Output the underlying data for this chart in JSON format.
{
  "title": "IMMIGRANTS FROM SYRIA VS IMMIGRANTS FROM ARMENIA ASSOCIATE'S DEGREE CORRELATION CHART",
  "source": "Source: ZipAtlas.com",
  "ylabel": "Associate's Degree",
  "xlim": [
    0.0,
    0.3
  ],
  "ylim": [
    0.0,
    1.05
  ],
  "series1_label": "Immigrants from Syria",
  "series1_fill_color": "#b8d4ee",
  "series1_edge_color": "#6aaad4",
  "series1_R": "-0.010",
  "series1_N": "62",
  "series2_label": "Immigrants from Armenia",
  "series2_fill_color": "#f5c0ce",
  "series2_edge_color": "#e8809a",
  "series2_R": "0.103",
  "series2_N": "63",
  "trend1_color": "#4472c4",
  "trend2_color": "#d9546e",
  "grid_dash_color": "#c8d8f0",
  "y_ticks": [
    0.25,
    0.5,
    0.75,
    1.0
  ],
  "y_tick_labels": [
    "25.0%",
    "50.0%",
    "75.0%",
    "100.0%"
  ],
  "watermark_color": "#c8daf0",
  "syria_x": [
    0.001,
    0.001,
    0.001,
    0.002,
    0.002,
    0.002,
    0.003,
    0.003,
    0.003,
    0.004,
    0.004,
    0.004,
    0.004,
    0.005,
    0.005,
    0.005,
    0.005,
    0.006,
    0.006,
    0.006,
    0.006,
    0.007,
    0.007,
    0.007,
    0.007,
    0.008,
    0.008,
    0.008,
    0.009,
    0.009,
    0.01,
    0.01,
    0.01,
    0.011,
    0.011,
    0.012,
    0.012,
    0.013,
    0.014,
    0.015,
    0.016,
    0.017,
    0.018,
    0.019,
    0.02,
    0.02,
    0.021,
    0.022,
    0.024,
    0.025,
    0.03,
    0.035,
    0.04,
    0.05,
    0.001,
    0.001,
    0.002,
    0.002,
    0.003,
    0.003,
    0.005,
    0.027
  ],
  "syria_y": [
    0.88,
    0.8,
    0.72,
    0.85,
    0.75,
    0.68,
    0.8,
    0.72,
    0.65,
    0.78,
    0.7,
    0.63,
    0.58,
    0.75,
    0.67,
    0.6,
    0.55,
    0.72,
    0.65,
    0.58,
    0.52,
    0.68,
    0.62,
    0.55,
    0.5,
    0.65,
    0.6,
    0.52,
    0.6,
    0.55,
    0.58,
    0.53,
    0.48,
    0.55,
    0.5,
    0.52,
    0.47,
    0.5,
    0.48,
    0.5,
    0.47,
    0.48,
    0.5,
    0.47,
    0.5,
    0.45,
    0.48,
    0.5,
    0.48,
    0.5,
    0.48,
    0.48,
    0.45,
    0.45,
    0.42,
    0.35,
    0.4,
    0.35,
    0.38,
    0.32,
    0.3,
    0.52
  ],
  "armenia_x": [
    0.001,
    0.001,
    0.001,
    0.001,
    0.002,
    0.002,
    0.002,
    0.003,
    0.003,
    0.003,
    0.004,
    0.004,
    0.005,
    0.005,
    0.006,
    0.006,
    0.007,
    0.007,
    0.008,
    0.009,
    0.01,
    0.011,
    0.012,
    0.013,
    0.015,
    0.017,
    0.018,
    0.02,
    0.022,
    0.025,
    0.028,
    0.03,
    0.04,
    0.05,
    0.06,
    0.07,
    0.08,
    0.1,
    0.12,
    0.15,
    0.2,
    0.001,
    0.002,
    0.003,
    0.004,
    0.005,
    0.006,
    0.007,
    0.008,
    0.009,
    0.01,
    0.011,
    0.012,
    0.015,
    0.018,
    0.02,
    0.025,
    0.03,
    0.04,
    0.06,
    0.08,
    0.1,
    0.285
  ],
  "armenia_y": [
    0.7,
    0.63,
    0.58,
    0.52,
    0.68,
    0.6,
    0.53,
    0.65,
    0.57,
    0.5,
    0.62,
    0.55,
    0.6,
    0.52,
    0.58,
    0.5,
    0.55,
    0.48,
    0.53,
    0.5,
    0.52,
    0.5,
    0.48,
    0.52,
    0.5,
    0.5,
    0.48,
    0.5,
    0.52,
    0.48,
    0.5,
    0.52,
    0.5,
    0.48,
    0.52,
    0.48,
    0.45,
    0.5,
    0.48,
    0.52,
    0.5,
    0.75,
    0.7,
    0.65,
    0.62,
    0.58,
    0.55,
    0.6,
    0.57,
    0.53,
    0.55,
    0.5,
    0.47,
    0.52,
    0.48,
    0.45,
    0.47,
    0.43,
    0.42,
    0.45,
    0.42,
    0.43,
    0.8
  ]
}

####

# What the exercise asks
Repeat the material word for word, in full.

# Response to the task
Output the underlying data for this chart in JSON format.
{
  "title": "IMMIGRANTS FROM SYRIA VS IMMIGRANTS FROM ARMENIA ASSOCIATE'S DEGREE CORRELATION CHART",
  "source": "Source: ZipAtlas.com",
  "ylabel": "Associate's Degree",
  "xlim": [
    0.0,
    0.3
  ],
  "ylim": [
    0.0,
    1.05
  ],
  "series1_label": "Immigrants from Syria",
  "series1_fill_color": "#b8d4ee",
  "series1_edge_color": "#6aaad4",
  "series1_R": "-0.010",
  "series1_N": "62",
  "series2_label": "Immigrants from Armenia",
  "series2_fill_color": "#f5c0ce",
  "series2_edge_color": "#e8809a",
  "series2_R": "0.103",
  "series2_N": "63",
  "trend1_color": "#4472c4",
  "trend2_color": "#d9546e",
  "grid_dash_color": "#c8d8f0",
  "y_ticks": [
    0.25,
    0.5,
    0.75,
    1.0
  ],
  "y_tick_labels": [
    "25.0%",
    "50.0%",
    "75.0%",
    "100.0%"
  ],
  "watermark_color": "#c8daf0",
  "syria_x": [
    0.001,
    0.001,
    0.001,
    0.002,
    0.002,
    0.002,
    0.003,
    0.003,
    0.003,
    0.004,
    0.004,
    0.004,
    0.004,
    0.005,
    0.005,
    0.005,
    0.005,
    0.006,
    0.006,
    0.006,
    0.006,
    0.007,
    0.007,
    0.007,
    0.007,
    0.008,
    0.008,
    0.008,
    0.009,
    0.009,
    0.01,
    0.01,
    0.01,
    0.011,
    0.011,
    0.012,
    0.012,
    0.013,
    0.014,
    0.015,
    0.016,
    0.017,
    0.018,
    0.019,
    0.02,
    0.02,
    0.021,
    0.022,
    0.024,
    0.025,
    0.03,
    0.035,
    0.04,
    0.05,
    0.001,
    0.001,
    0.002,
    0.002,
    0.003,
    0.003,
    0.005,
    0.027
  ],
  "syria_y": [
    0.88,
    0.8,
    0.72,
    0.85,
    0.75,
    0.68,
    0.8,
    0.72,
    0.65,
    0.78,
    0.7,
    0.63,
    0.58,
    0.75,
    0.67,
    0.6,
    0.55,
    0.72,
    0.65,
    0.58,
    0.52,
    0.68,
    0.62,
    0.55,
    0.5,
    0.65,
    0.6,
    0.52,
    0.6,
    0.55,
    0.58,
    0.53,
    0.48,
    0.55,
    0.5,
    0.52,
    0.47,
    0.5,
    0.48,
    0.5,
    0.47,
    0.48,
    0.5,
    0.47,
    0.5,
    0.45,
    0.48,
    0.5,
    0.48,
    0.5,
    0.48,
    0.48,
    0.45,
    0.45,
    0.42,
    0.35,
    0.4,
    0.35,
    0.38,
    0.32,
    0.3,
    0.52
  ],
  "armenia_x": [
    0.001,
    0.001,
    0.001,
    0.001,
    0.002,
    0.002,
    0.002,
    0.003,
    0.003,
    0.003,
    0.004,
    0.004,
    0.005,
    0.005,
    0.006,
    0.006,
    0.007,
    0.007,
    0.008,
    0.009,
    0.01,
    0.011,
    0.012,
    0.013,
    0.015,
    0.017,
    0.018,
    0.02,
    0.022,
    0.025,
    0.028,
    0.03,
    0.04,
    0.05,
    0.06,
    0.07,
    0.08,
    0.1,
    0.12,
    0.15,
    0.2,
    0.001,
    0.002,
    0.003,
    0.004,
    0.005,
    0.006,
    0.007,
    0.008,
    0.009,
    0.01,
    0.011,
    0.012,
    0.015,
    0.018,
    0.02,
    0.025,
    0.03,
    0.04,
    0.06,
    0.08,
    0.1,
    0.285
  ],
  "armenia_y": [
    0.7,
    0.63,
    0.58,
    0.52,
    0.68,
    0.6,
    0.53,
    0.65,
    0.57,
    0.5,
    0.62,
    0.55,
    0.6,
    0.52,
    0.58,
    0.5,
    0.55,
    0.48,
    0.53,
    0.5,
    0.52,
    0.5,
    0.48,
    0.52,
    0.5,
    0.5,
    0.48,
    0.5,
    0.52,
    0.48,
    0.5,
    0.52,
    0.5,
    0.48,
    0.52,
    0.48,
    0.45,
    0.5,
    0.48,
    0.52,
    0.5,
    0.75,
    0.7,
    0.65,
    0.62,
    0.58,
    0.55,
    0.6,
    0.57,
    0.53,
    0.55,
    0.5,
    0.47,
    0.52,
    0.48,
    0.45,
    0.47,
    0.43,
    0.42,
    0.45,
    0.42,
    0.43,
    0.8
  ]
}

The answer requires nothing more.